[纪念建国70周年征文]离退休干部纪念建国60周年征文:难忘的一九四九年
离退休干部纪念建国60周年征文:难忘的一九四九年
难 忘 的 一 九 四 九 年
换了新日历,已是20xx年,新中国已经60岁了。我也已是耄耋老人,但60年前的风雨变幻仍会不断在眼前浮动。
1946年国共和谈破裂,第三次国内革命战争全面爆发,我军撤出所有城市,坚持打运动战。经过各战区不断消灭敌人有生力量,到1947年秋季,全国形势发生很大变化,党中央提出全国已进入“大反攻”阶段。从1948年开始,我晋察冀野战二纵队就从冀中返回察南,入冬,又进军张家口。攻克张家口以后,北平、天津也被我军包围,成为孤岛。1948年冬,我野战二纵队接到“新任务”开始长途行军。
进 军 北 平
我军从张家口出发,一路向东南方向连续行军。大部队走着走着,忽然有人说:“哎,咱们该不是去打北平吧!”顿时部队活跃起来,“对啊,这不是往北平的方向吗?”尤其是我们北平有家的人,一下子兴奋起来,连续行军的疲劳一扫而光。记得最贪吃的里坡(现离休,在八一电影制片厂)先提出:“进了北平,你第一想要什么?”然后又自答:“我就买个烧饼,夹猪头肉”。接着大家七嘴八舌地来参加“精神会餐”了。我当时也认真地说:“我就要买个不掉毛的牙刷”(因多年来我们都使用从敌军仓库中缴获的竹柄上插黑毛的牙刷,一刷牙满嘴黑毛)。说着说着,大家脚底生风,恨不得早点走到北平,但猜测只是猜测,首长并没说是去打北平。这个任务真能落到我纵队头上吗?直到大部队走到北平的北郊,在德胜门北面20多里的黄土北店村住下时,我们才确定无疑是参加打北平来了。
城 外 待 命
当时北平城已完全被包围,成了孤立无援的孤岛,为了保护这文明古城,党中央正在尽力争取傅作义能深明大义,通过和平谈判,解放北平。如实在不行,我军也做好准备,从12个突破口同时攻城,我晋察冀二纵队负责攻打北平城东北角的安定门。

任务要求 ->
1. 根据选读文段，晋察冀二纵队负责攻打北平城的哪一处？
2. 请列出选读文段中以“1946年国共和谈破裂”开头的那一段里出现的全部地名。
3. 改写选读文段中从“[纪念建国70周年征文]离退休干部纪念建国60周年征文:难忘的一九四九年”起到“责攻打北平城东北角的安定门。”为止（含首尾两处）的内容，把其中的“安定门”换成“东直门”。

数据摘录 ->
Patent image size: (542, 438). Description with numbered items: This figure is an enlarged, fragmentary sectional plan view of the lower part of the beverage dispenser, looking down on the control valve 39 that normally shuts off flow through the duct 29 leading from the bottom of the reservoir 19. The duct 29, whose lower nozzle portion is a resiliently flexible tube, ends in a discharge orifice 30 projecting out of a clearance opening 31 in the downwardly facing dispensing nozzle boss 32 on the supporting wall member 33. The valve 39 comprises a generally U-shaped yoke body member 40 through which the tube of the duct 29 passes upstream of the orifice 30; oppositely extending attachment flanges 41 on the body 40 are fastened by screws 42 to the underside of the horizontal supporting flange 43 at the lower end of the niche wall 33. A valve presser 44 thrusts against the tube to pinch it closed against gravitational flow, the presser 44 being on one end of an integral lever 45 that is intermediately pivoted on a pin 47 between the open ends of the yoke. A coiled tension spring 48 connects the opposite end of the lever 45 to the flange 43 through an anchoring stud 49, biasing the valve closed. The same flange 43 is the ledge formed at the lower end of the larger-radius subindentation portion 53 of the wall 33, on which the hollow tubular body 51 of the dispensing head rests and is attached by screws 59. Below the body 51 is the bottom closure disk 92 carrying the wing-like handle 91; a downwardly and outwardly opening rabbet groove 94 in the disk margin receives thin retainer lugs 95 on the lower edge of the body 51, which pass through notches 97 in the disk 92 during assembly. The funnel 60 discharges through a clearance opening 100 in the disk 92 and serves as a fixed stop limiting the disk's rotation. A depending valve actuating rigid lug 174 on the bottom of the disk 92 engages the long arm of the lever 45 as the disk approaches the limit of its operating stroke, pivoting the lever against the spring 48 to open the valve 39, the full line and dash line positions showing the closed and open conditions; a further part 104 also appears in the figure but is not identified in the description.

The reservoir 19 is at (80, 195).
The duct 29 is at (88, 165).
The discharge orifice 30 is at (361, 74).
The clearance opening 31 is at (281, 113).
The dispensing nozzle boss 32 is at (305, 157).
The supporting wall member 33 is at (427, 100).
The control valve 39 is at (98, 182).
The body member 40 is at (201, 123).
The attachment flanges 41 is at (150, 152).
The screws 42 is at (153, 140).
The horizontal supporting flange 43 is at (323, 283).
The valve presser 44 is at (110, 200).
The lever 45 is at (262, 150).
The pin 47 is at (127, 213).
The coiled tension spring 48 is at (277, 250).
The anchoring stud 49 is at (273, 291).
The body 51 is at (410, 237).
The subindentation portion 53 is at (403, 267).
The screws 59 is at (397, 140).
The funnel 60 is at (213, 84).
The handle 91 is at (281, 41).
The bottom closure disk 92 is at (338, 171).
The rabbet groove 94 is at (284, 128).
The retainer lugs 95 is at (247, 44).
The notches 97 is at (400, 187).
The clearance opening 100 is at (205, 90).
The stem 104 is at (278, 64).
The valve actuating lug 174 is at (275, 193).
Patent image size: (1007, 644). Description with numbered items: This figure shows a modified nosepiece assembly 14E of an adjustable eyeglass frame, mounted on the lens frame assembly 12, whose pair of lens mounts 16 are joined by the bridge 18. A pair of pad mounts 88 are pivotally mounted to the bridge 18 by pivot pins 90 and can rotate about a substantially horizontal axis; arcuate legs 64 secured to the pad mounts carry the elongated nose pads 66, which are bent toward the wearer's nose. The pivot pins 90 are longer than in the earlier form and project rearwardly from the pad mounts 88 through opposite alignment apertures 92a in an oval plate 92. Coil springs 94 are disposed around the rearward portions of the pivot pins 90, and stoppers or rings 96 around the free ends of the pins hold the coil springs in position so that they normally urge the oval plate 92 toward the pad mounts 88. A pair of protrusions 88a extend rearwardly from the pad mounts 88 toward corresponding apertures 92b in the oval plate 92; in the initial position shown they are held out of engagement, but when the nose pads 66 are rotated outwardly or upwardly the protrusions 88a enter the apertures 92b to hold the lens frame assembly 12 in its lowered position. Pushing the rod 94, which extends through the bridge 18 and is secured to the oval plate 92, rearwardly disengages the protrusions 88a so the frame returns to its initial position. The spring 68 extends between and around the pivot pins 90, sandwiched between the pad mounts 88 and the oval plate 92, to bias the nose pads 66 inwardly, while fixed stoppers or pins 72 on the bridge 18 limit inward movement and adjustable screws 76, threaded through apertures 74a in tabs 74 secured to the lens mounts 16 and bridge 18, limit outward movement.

逐题解答 ->
1. 北平城东北角的安定门。

2. 冀中、察南、张家口、北平、天津

3.
[纪念建国70周年征文]离退休干部纪念建国60周年征文:难忘的一九四九年
离退休干部纪念建国60周年征文:难忘的一九四九年
难 忘 的 一 九 四 九 年
换了新日历,已是20xx年,新中国已经60岁了。我也已是耄耋老人,但60年前的风雨变幻仍会不断在眼前浮动。
1946年国共和谈破裂,第三次国内革命战争全面爆发,我军撤出所有城市,坚持打运动战。经过各战区不断消灭敌人有生力量,到1947年秋季,全国形势发生很大变化,党中央提出全国已进入“大反攻”阶段。从1948年开始,我晋察冀野战二纵队就从冀中返回察南,入冬,又进军张家口。攻克张家口以后,北平、天津也被我军包围,成为孤岛。1948年冬,我野战二纵队接到“新任务”开始长途行军。
进 军 北 平
我军从张家口出发,一路向东南方向连续行军。大部队走着走着,忽然有人说:“哎,咱们该不是去打北平吧!”顿时部队活跃起来,“对啊,这不是往北平的方向吗?”尤其是我们北平有家的人,一下子兴奋起来,连续行军的疲劳一扫而光。记得最贪吃的里坡(现离休,在八一电影制片厂)先提出:“进了北平,你第一想要什么?”然后又自答:“我就买个烧饼,夹猪头肉”。接着大家七嘴八舌地来参加“精神会餐”了。我当时也认真地说:“我就要买个不掉毛的牙刷”(因多年来我们都使用从敌军仓库中缴获的竹柄上插黑毛的牙刷,一刷牙满嘴黑毛)。说着说着,大家脚底生风,恨不得早点走到北平,但猜测只是猜测,首长并没说是去打北平。这个任务真能落到我纵队头上吗?直到大部队走到北平的北郊,在德胜门北面20多里的黄土北店村住下时,我们才确定无疑是参加打北平来了。
城 外 待 命
当时北平城已完全被包围,成了孤立无援的孤岛,为了保护这文明古城,党中央正在尽力争取傅作义能深明大义,通过和平谈判,解放北平。如实在不行,我军也做好准备,从12个突破口同时攻城,我晋察冀二纵队负责攻打北平城东北角的东直门。